Restate each entry word for word, leaving nothing out.

= = = = = = =

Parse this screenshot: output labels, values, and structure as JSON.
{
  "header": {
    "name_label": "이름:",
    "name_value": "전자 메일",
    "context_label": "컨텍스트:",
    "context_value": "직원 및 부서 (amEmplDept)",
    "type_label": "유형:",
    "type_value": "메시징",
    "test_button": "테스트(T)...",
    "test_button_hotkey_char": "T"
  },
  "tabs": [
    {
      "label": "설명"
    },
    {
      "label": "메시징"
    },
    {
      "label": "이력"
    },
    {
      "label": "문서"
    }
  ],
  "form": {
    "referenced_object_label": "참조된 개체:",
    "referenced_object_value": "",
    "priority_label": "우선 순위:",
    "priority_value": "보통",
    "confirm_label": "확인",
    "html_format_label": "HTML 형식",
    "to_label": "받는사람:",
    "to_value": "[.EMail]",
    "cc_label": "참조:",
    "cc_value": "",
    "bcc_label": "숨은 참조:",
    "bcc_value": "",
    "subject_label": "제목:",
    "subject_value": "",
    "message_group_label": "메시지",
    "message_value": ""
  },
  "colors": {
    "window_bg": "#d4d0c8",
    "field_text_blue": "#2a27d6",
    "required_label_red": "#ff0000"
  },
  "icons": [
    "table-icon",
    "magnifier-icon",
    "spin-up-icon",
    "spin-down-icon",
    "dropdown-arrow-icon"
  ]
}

= = = = = = =

● Task response:
Parse this screenshot: output labels, values, and structure as JSON.
{
  "header": {
    "name_label": "이름:",
    "name_value": "전자 메일",
    "context_label": "컨텍스트:",
    "context_value": "직원 및 부서 (amEmplDept)",
    "type_label": "유형:",
    "type_value": "메시징",
    "test_button": "테스트(T)...",
    "test_button_hotkey_char": "T"
  },
  "tabs": [
    {
      "label": "설명"
    },
    {
      "label": "메시징"
    },
    {
      "label": "이력"
    },
    {
      "label": "문서"
    }
  ],
  "form": {
    "referenced_object_label": "참조된 개체:",
    "referenced_object_value": "",
    "priority_label": "우선 순위:",
    "priority_value": "보통",
    "confirm_label": "확인",
    "html_format_label": "HTML 형식",
    "to_label": "받는사람:",
    "to_value": "[.EMail]",
    "cc_label": "참조:",
    "cc_value": "",
    "bcc_label": "숨은 참조:",
    "bcc_value": "",
    "subject_label": "제목:",
    "subject_value": "",
    "message_group_label": "메시지",
    "message_value": ""
  },
  "colors": {
    "window_bg": "#d4d0c8",
    "field_text_blue": "#2a27d6",
    "required_label_red": "#ff0000"
  },
  "icons": [
    "table-icon",
    "magnifier-icon",
    "spin-up-icon",
    "spin-down-icon",
    "dropdown-arrow-icon"
  ]
}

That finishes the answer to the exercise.